--- Start of ENTRIES SUPPLIED ---
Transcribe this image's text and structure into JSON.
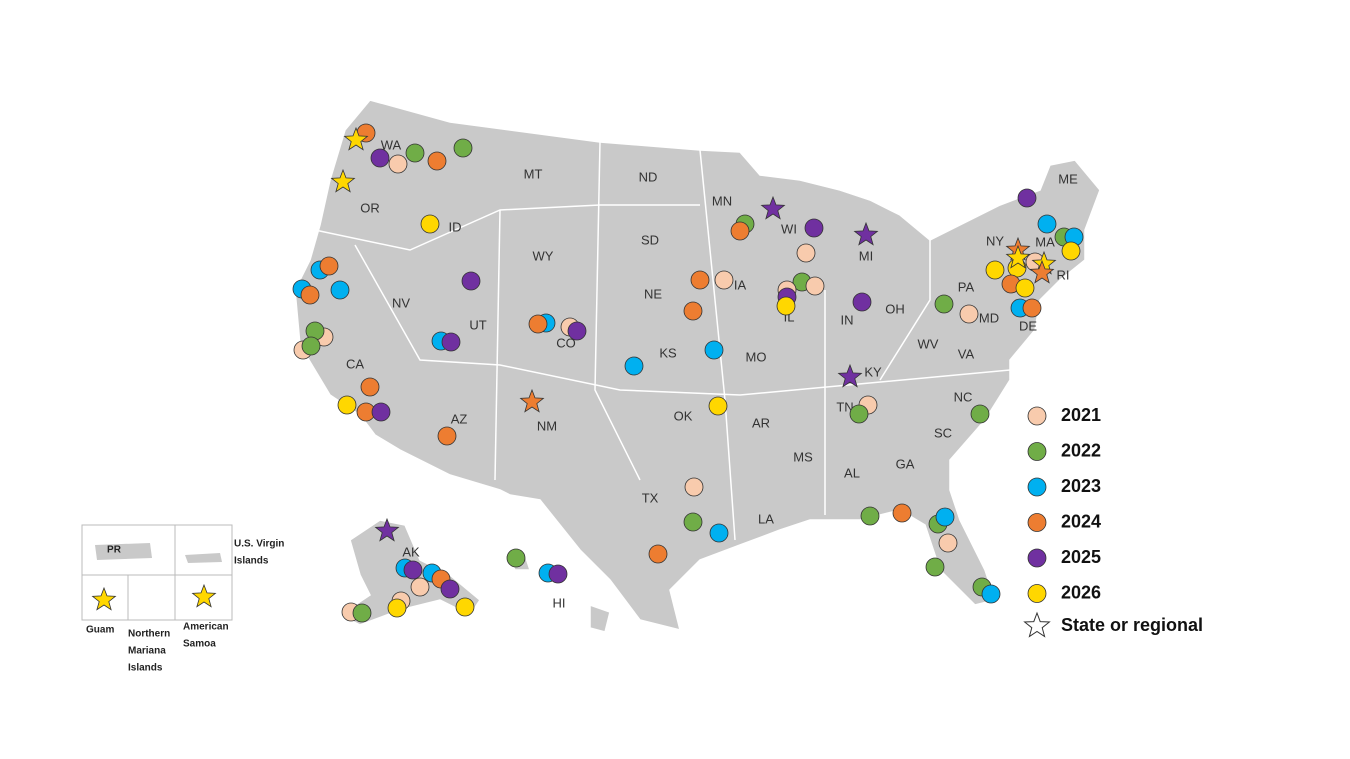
{
  "states": {
    "WA": "WA",
    "OR": "OR",
    "ID": "ID",
    "MT": "MT",
    "ND": "ND",
    "MN": "MN",
    "WI": "WI",
    "MI": "MI",
    "NY": "NY",
    "MA": "MA",
    "RI": "RI",
    "ME": "ME",
    "CA": "CA",
    "NV": "NV",
    "UT": "UT",
    "WY": "WY",
    "SD": "SD",
    "NE": "NE",
    "IA": "IA",
    "IL": "IL",
    "IN": "IN",
    "OH": "OH",
    "PA": "PA",
    "MD": "MD",
    "DE": "DE",
    "WV": "WV",
    "VA": "VA",
    "KY": "KY",
    "TN": "TN",
    "NC": "NC",
    "SC": "SC",
    "GA": "GA",
    "AL": "AL",
    "MS": "MS",
    "LA": "LA",
    "AR": "AR",
    "MO": "MO",
    "KS": "KS",
    "OK": "OK",
    "TX": "TX",
    "NM": "NM",
    "AZ": "AZ",
    "CO": "CO",
    "AK": "AK",
    "HI": "HI"
  },
  "territories": {
    "pr": [
      "PR"
    ],
    "usvi": [
      "U.S. Virgin",
      "Islands"
    ],
    "guam": [
      "Guam"
    ],
    "nmi": [
      "Northern",
      "Mariana",
      "Islands"
    ],
    "samoa": [
      "American",
      "Samoa"
    ]
  },
  "legend": [
    {
      "label": "2021",
      "color": "#f8cbad"
    },
    {
      "label": "2022",
      "color": "#70ad47"
    },
    {
      "label": "2023",
      "color": "#00b0f0"
    },
    {
      "label": "2024",
      "color": "#ed7d31"
    },
    {
      "label": "2025",
      "color": "#7030a0"
    },
    {
      "label": "2026",
      "color": "#ffd700"
    }
  ],
  "legend_star": "State or regional"
}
--- End of ENTRIES SUPPLIED ---
Reproduce the material in full, word for word, and omit the pictures.

Transcribe this image's text and structure into JSON.
{
  "states": {
    "WA": "WA",
    "OR": "OR",
    "ID": "ID",
    "MT": "MT",
    "ND": "ND",
    "MN": "MN",
    "WI": "WI",
    "MI": "MI",
    "NY": "NY",
    "MA": "MA",
    "RI": "RI",
    "ME": "ME",
    "CA": "CA",
    "NV": "NV",
    "UT": "UT",
    "WY": "WY",
    "SD": "SD",
    "NE": "NE",
    "IA": "IA",
    "IL": "IL",
    "IN": "IN",
    "OH": "OH",
    "PA": "PA",
    "MD": "MD",
    "DE": "DE",
    "WV": "WV",
    "VA": "VA",
    "KY": "KY",
    "TN": "TN",
    "NC": "NC",
    "SC": "SC",
    "GA": "GA",
    "AL": "AL",
    "MS": "MS",
    "LA": "LA",
    "AR": "AR",
    "MO": "MO",
    "KS": "KS",
    "OK": "OK",
    "TX": "TX",
    "NM": "NM",
    "AZ": "AZ",
    "CO": "CO",
    "AK": "AK",
    "HI": "HI"
  },
  "territories": {
    "pr": [
      "PR"
    ],
    "usvi": [
      "U.S. Virgin",
      "Islands"
    ],
    "guam": [
      "Guam"
    ],
    "nmi": [
      "Northern",
      "Mariana",
      "Islands"
    ],
    "samoa": [
      "American",
      "Samoa"
    ]
  },
  "legend": [
    {
      "label": "2021",
      "color": "#f8cbad"
    },
    {
      "label": "2022",
      "color": "#70ad47"
    },
    {
      "label": "2023",
      "color": "#00b0f0"
    },
    {
      "label": "2024",
      "color": "#ed7d31"
    },
    {
      "label": "2025",
      "color": "#7030a0"
    },
    {
      "label": "2026",
      "color": "#ffd700"
    }
  ],
  "legend_star": "State or regional"
}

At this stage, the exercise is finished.